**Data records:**
- - -

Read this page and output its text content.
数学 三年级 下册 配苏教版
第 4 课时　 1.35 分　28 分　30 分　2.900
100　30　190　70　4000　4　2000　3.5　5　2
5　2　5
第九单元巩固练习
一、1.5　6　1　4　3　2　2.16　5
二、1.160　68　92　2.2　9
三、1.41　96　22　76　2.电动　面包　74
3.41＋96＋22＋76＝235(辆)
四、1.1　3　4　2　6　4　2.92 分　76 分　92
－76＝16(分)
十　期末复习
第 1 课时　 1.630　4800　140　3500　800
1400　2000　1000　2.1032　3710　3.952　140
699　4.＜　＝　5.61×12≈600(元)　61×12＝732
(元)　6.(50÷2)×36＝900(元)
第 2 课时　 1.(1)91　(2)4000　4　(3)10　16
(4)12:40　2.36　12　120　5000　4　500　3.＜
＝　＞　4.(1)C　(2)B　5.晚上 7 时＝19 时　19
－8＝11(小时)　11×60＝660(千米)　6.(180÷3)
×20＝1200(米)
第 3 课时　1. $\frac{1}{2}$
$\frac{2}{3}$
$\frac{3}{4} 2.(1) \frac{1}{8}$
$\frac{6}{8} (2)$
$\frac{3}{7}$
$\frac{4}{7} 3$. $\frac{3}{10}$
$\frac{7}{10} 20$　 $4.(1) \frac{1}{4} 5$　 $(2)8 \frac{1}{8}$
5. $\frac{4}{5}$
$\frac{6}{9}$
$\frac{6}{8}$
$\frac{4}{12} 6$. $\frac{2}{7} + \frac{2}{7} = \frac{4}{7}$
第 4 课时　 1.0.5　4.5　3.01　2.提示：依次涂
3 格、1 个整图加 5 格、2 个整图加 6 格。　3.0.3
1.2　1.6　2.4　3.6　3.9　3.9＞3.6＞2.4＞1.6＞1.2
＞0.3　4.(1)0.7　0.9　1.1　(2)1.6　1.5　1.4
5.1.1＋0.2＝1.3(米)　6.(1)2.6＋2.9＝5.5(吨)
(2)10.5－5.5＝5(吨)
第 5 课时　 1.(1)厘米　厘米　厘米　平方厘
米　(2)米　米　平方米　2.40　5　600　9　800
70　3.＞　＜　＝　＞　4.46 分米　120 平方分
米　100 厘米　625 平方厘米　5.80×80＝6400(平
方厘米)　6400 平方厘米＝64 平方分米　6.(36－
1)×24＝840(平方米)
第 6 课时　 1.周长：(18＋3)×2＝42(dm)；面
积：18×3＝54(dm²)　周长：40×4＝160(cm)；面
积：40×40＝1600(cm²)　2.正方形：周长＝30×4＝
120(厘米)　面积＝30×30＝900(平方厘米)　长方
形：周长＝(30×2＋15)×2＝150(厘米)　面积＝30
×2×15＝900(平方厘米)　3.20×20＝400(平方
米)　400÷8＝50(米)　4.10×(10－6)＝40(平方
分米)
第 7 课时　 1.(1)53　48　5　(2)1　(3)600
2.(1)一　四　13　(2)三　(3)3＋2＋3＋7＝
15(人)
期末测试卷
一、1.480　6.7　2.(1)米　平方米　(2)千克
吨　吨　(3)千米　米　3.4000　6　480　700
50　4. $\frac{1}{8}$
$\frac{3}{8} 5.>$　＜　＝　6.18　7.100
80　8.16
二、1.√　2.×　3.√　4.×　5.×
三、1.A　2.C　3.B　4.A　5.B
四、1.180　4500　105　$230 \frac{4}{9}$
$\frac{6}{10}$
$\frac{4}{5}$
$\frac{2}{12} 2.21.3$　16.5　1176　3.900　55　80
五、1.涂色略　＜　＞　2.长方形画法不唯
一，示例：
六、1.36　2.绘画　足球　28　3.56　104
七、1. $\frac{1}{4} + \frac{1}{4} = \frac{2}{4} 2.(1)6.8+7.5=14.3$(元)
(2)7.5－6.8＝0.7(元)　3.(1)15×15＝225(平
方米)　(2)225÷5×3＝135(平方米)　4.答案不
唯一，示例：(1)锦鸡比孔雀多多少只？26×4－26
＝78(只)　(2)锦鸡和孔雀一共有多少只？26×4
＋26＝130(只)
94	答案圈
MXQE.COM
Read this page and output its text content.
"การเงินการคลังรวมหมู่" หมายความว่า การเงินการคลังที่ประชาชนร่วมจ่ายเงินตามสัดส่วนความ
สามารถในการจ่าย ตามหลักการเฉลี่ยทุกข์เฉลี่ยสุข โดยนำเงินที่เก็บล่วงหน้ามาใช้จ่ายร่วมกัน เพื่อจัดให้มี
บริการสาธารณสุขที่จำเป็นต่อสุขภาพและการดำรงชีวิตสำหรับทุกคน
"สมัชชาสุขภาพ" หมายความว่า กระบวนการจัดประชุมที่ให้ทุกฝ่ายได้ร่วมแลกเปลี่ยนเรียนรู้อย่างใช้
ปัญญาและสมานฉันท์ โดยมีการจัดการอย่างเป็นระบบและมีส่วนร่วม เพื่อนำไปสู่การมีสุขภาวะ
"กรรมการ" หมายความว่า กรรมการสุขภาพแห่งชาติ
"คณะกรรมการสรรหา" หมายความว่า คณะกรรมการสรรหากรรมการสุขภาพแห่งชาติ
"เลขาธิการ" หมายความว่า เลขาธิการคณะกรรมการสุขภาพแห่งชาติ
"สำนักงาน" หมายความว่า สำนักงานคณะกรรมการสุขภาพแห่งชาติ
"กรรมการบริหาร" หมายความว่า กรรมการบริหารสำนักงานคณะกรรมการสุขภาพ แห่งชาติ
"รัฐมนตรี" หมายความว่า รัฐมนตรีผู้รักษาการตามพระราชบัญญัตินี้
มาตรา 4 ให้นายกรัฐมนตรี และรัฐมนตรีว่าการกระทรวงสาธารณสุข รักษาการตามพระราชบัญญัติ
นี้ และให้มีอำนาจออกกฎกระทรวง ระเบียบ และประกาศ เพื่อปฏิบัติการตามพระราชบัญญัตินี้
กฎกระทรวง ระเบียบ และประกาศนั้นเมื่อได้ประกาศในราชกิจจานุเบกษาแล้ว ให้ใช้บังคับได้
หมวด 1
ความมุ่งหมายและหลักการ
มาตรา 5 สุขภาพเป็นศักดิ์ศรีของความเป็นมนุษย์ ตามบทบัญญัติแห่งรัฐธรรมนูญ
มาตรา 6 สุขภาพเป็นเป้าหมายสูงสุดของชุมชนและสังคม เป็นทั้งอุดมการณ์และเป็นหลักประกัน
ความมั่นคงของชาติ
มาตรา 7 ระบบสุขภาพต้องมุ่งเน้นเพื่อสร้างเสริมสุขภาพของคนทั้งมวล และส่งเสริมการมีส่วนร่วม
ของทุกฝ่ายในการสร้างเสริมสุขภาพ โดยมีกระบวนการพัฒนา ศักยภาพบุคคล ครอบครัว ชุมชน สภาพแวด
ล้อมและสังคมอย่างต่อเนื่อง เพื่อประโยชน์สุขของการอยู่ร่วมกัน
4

- - -

Transcribe each entry precisely, missing none.

**Task answer:**
Read this page and output its text content.
数学 三年级 下册 配苏教版
第 4 课时　 1.35 分　28 分　30 分　2.900
100　30　190　70　4000　4　2000　3.5　5　2
5　2　5
第九单元巩固练习
一、1.5　6　1　4　3　2　2.16　5
二、1.160　68　92　2.2　9
三、1.41　96　22　76　2.电动　面包　74
3.41＋96＋22＋76＝235(辆)
四、1.1　3　4　2　6　4　2.92 分　76 分　92
－76＝16(分)
十　期末复习
第 1 课时　 1.630　4800　140　3500　800
1400　2000　1000　2.1032　3710　3.952　140
699　4.＜　＝　5.61×12≈600(元)　61×12＝732
(元)　6.(50÷2)×36＝900(元)
第 2 课时　 1.(1)91　(2)4000　4　(3)10　16
(4)12:40　2.36　12　120　5000　4　500　3.＜
＝　＞　4.(1)C　(2)B　5.晚上 7 时＝19 时　19
－8＝11(小时)　11×60＝660(千米)　6.(180÷3)
×20＝1200(米)
第 3 课时　1. $\frac{1}{2}$
$\frac{2}{3}$
$\frac{3}{4} 2.(1) \frac{1}{8}$
$\frac{6}{8} (2)$
$\frac{3}{7}$
$\frac{4}{7} 3$. $\frac{3}{10}$
$\frac{7}{10} 20$　 $4.(1) \frac{1}{4} 5$　 $(2)8 \frac{1}{8}$
5. $\frac{4}{5}$
$\frac{6}{9}$
$\frac{6}{8}$
$\frac{4}{12} 6$. $\frac{2}{7} + \frac{2}{7} = \frac{4}{7}$
第 4 课时　 1.0.5　4.5　3.01　2.提示：依次涂
3 格、1 个整图加 5 格、2 个整图加 6 格。　3.0.3
1.2　1.6　2.4　3.6　3.9　3.9＞3.6＞2.4＞1.6＞1.2
＞0.3　4.(1)0.7　0.9　1.1　(2)1.6　1.5　1.4
5.1.1＋0.2＝1.3(米)　6.(1)2.6＋2.9＝5.5(吨)
(2)10.5－5.5＝5(吨)
第 5 课时　 1.(1)厘米　厘米　厘米　平方厘
米　(2)米　米　平方米　2.40　5　600　9　800
70　3.＞　＜　＝　＞　4.46 分米　120 平方分
米　100 厘米　625 平方厘米　5.80×80＝6400(平
方厘米)　6400 平方厘米＝64 平方分米　6.(36－
1)×24＝840(平方米)
第 6 课时　 1.周长：(18＋3)×2＝42(dm)；面
积：18×3＝54(dm²)　周长：40×4＝160(cm)；面
积：40×40＝1600(cm²)　2.正方形：周长＝30×4＝
120(厘米)　面积＝30×30＝900(平方厘米)　长方
形：周长＝(30×2＋15)×2＝150(厘米)　面积＝30
×2×15＝900(平方厘米)　3.20×20＝400(平方
米)　400÷8＝50(米)　4.10×(10－6)＝40(平方
分米)
第 7 课时　 1.(1)53　48　5　(2)1　(3)600
2.(1)一　四　13　(2)三　(3)3＋2＋3＋7＝
15(人)
期末测试卷
一、1.480　6.7　2.(1)米　平方米　(2)千克
吨　吨　(3)千米　米　3.4000　6　480　700
50　4. $\frac{1}{8}$
$\frac{3}{8} 5.>$　＜　＝　6.18　7.100
80　8.16
二、1.√　2.×　3.√　4.×　5.×
三、1.A　2.C　3.B　4.A　5.B
四、1.180　4500　105　$230 \frac{4}{9}$
$\frac{6}{10}$
$\frac{4}{5}$
$\frac{2}{12} 2.21.3$　16.5　1176　3.900　55　80
五、1.涂色略　＜　＞　2.长方形画法不唯
一，示例：
六、1.36　2.绘画　足球　28　3.56　104
七、1. $\frac{1}{4} + \frac{1}{4} = \frac{2}{4} 2.(1)6.8+7.5=14.3$(元)
(2)7.5－6.8＝0.7(元)　3.(1)15×15＝225(平
方米)　(2)225÷5×3＝135(平方米)　4.答案不
唯一，示例：(1)锦鸡比孔雀多多少只？26×4－26
＝78(只)　(2)锦鸡和孔雀一共有多少只？26×4
＋26＝130(只)
94	答案圈
MXQE.COM
Read this page and output its text content.
"การเงินการคลังรวมหมู่" หมายความว่า การเงินการคลังที่ประชาชนร่วมจ่ายเงินตามสัดส่วนความ
สามารถในการจ่าย ตามหลักการเฉลี่ยทุกข์เฉลี่ยสุข โดยนำเงินที่เก็บล่วงหน้ามาใช้จ่ายร่วมกัน เพื่อจัดให้มี
บริการสาธารณสุขที่จำเป็นต่อสุขภาพและการดำรงชีวิตสำหรับทุกคน
"สมัชชาสุขภาพ" หมายความว่า กระบวนการจัดประชุมที่ให้ทุกฝ่ายได้ร่วมแลกเปลี่ยนเรียนรู้อย่างใช้
ปัญญาและสมานฉันท์ โดยมีการจัดการอย่างเป็นระบบและมีส่วนร่วม เพื่อนำไปสู่การมีสุขภาวะ
"กรรมการ" หมายความว่า กรรมการสุขภาพแห่งชาติ
"คณะกรรมการสรรหา" หมายความว่า คณะกรรมการสรรหากรรมการสุขภาพแห่งชาติ
"เลขาธิการ" หมายความว่า เลขาธิการคณะกรรมการสุขภาพแห่งชาติ
"สำนักงาน" หมายความว่า สำนักงานคณะกรรมการสุขภาพแห่งชาติ
"กรรมการบริหาร" หมายความว่า กรรมการบริหารสำนักงานคณะกรรมการสุขภาพ แห่งชาติ
"รัฐมนตรี" หมายความว่า รัฐมนตรีผู้รักษาการตามพระราชบัญญัตินี้
มาตรา 4 ให้นายกรัฐมนตรี และรัฐมนตรีว่าการกระทรวงสาธารณสุข รักษาการตามพระราชบัญญัติ
นี้ และให้มีอำนาจออกกฎกระทรวง ระเบียบ และประกาศ เพื่อปฏิบัติการตามพระราชบัญญัตินี้
กฎกระทรวง ระเบียบ และประกาศนั้นเมื่อได้ประกาศในราชกิจจานุเบกษาแล้ว ให้ใช้บังคับได้
หมวด 1
ความมุ่งหมายและหลักการ
มาตรา 5 สุขภาพเป็นศักดิ์ศรีของความเป็นมนุษย์ ตามบทบัญญัติแห่งรัฐธรรมนูญ
มาตรา 6 สุขภาพเป็นเป้าหมายสูงสุดของชุมชนและสังคม เป็นทั้งอุดมการณ์และเป็นหลักประกัน
ความมั่นคงของชาติ
มาตรา 7 ระบบสุขภาพต้องมุ่งเน้นเพื่อสร้างเสริมสุขภาพของคนทั้งมวล และส่งเสริมการมีส่วนร่วม
ของทุกฝ่ายในการสร้างเสริมสุขภาพ โดยมีกระบวนการพัฒนา ศักยภาพบุคคล ครอบครัว ชุมชน สภาพแวด
ล้อมและสังคมอย่างต่อเนื่อง เพื่อประโยชน์สุขของการอยู่ร่วมกัน
4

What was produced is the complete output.